→ What this task involves: Output the data that follows exactly, line for line.

---*---

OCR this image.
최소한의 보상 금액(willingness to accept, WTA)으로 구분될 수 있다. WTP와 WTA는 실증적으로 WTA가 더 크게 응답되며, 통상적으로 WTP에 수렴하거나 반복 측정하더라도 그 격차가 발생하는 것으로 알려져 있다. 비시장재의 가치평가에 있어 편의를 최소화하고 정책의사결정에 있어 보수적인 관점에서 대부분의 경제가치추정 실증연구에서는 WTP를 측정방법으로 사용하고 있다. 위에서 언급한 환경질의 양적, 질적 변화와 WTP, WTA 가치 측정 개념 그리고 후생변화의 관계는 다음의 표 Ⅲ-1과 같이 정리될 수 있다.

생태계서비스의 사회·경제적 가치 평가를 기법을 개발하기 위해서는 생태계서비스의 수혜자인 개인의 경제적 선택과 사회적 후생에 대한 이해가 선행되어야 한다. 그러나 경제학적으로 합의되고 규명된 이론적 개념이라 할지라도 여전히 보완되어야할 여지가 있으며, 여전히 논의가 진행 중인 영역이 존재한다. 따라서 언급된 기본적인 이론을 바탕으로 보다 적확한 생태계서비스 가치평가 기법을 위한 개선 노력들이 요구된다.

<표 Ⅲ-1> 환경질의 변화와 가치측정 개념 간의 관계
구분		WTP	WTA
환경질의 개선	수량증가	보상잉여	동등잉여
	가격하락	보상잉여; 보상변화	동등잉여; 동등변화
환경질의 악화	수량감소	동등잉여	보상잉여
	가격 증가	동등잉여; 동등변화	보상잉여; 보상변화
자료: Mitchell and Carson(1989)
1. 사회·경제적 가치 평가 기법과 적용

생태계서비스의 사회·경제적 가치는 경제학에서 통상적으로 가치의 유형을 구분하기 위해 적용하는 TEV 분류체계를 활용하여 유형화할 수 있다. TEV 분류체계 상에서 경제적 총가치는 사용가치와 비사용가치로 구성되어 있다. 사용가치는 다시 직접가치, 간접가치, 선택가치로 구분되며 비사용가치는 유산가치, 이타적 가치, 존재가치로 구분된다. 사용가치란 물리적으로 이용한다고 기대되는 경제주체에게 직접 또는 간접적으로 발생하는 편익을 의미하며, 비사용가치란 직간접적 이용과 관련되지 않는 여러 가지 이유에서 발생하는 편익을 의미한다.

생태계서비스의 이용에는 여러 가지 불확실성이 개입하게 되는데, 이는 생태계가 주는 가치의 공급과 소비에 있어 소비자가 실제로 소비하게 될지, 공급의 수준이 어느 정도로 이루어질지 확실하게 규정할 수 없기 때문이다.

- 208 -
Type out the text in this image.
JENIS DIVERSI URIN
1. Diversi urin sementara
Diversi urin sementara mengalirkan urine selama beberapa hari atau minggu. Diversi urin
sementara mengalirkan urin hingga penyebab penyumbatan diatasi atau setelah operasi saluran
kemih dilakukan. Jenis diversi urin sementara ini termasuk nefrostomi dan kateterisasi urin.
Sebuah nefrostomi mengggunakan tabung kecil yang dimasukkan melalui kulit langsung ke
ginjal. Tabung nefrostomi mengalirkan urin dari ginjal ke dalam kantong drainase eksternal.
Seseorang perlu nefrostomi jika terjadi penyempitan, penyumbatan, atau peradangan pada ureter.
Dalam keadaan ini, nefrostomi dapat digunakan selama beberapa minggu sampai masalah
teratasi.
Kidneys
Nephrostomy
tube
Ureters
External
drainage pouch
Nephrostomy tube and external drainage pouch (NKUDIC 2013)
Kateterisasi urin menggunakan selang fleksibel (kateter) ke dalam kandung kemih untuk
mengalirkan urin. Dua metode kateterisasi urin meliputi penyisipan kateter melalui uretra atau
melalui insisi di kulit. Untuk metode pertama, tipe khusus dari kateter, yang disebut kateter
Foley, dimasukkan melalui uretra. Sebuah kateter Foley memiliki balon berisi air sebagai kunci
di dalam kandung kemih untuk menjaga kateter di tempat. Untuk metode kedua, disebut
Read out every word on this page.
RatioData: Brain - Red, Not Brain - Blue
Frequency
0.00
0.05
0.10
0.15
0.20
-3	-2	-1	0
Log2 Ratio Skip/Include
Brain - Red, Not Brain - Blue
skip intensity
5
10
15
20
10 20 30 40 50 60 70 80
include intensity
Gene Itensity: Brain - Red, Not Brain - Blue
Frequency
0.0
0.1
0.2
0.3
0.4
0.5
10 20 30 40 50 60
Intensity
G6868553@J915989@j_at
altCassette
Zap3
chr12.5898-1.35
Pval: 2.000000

---*---

→ Solution:
OCR this image.
최소한의 보상 금액(willingness to accept, WTA)으로 구분될 수 있다. WTP와 WTA는 실증적으로 WTA가 더 크게 응답되며, 통상적으로 WTP에 수렴하거나 반복 측정하더라도 그 격차가 발생하는 것으로 알려져 있다. 비시장재의 가치평가에 있어 편의를 최소화하고 정책의사결정에 있어 보수적인 관점에서 대부분의 경제가치추정 실증연구에서는 WTP를 측정방법으로 사용하고 있다. 위에서 언급한 환경질의 양적, 질적 변화와 WTP, WTA 가치 측정 개념 그리고 후생변화의 관계는 다음의 표 Ⅲ-1과 같이 정리될 수 있다.

생태계서비스의 사회·경제적 가치 평가를 기법을 개발하기 위해서는 생태계서비스의 수혜자인 개인의 경제적 선택과 사회적 후생에 대한 이해가 선행되어야 한다. 그러나 경제학적으로 합의되고 규명된 이론적 개념이라 할지라도 여전히 보완되어야할 여지가 있으며, 여전히 논의가 진행 중인 영역이 존재한다. 따라서 언급된 기본적인 이론을 바탕으로 보다 적확한 생태계서비스 가치평가 기법을 위한 개선 노력들이 요구된다.

<표 Ⅲ-1> 환경질의 변화와 가치측정 개념 간의 관계
구분		WTP	WTA
환경질의 개선	수량증가	보상잉여	동등잉여
	가격하락	보상잉여; 보상변화	동등잉여; 동등변화
환경질의 악화	수량감소	동등잉여	보상잉여
	가격 증가	동등잉여; 동등변화	보상잉여; 보상변화
자료: Mitchell and Carson(1989)
1. 사회·경제적 가치 평가 기법과 적용

생태계서비스의 사회·경제적 가치는 경제학에서 통상적으로 가치의 유형을 구분하기 위해 적용하는 TEV 분류체계를 활용하여 유형화할 수 있다. TEV 분류체계 상에서 경제적 총가치는 사용가치와 비사용가치로 구성되어 있다. 사용가치는 다시 직접가치, 간접가치, 선택가치로 구분되며 비사용가치는 유산가치, 이타적 가치, 존재가치로 구분된다. 사용가치란 물리적으로 이용한다고 기대되는 경제주체에게 직접 또는 간접적으로 발생하는 편익을 의미하며, 비사용가치란 직간접적 이용과 관련되지 않는 여러 가지 이유에서 발생하는 편익을 의미한다.

생태계서비스의 이용에는 여러 가지 불확실성이 개입하게 되는데, 이는 생태계가 주는 가치의 공급과 소비에 있어 소비자가 실제로 소비하게 될지, 공급의 수준이 어느 정도로 이루어질지 확실하게 규정할 수 없기 때문이다.

- 208 -
Type out the text in this image.
JENIS DIVERSI URIN
1. Diversi urin sementara
Diversi urin sementara mengalirkan urine selama beberapa hari atau minggu. Diversi urin
sementara mengalirkan urin hingga penyebab penyumbatan diatasi atau setelah operasi saluran
kemih dilakukan. Jenis diversi urin sementara ini termasuk nefrostomi dan kateterisasi urin.
Sebuah nefrostomi mengggunakan tabung kecil yang dimasukkan melalui kulit langsung ke
ginjal. Tabung nefrostomi mengalirkan urin dari ginjal ke dalam kantong drainase eksternal.
Seseorang perlu nefrostomi jika terjadi penyempitan, penyumbatan, atau peradangan pada ureter.
Dalam keadaan ini, nefrostomi dapat digunakan selama beberapa minggu sampai masalah
teratasi.
Kidneys
Nephrostomy
tube
Ureters
External
drainage pouch
Nephrostomy tube and external drainage pouch (NKUDIC 2013)
Kateterisasi urin menggunakan selang fleksibel (kateter) ke dalam kandung kemih untuk
mengalirkan urin. Dua metode kateterisasi urin meliputi penyisipan kateter melalui uretra atau
melalui insisi di kulit. Untuk metode pertama, tipe khusus dari kateter, yang disebut kateter
Foley, dimasukkan melalui uretra. Sebuah kateter Foley memiliki balon berisi air sebagai kunci
di dalam kandung kemih untuk menjaga kateter di tempat. Untuk metode kedua, disebut
Read out every word on this page.
RatioData: Brain - Red, Not Brain - Blue
Frequency
0.00
0.05
0.10
0.15
0.20
-3	-2	-1	0
Log2 Ratio Skip/Include
Brain - Red, Not Brain - Blue
skip intensity
5
10
15
20
10 20 30 40 50 60 70 80
include intensity
Gene Itensity: Brain - Red, Not Brain - Blue
Frequency
0.0
0.1
0.2
0.3
0.4
0.5
10 20 30 40 50 60
Intensity
G6868553@J915989@j_at
altCassette
Zap3
chr12.5898-1.35
Pval: 2.000000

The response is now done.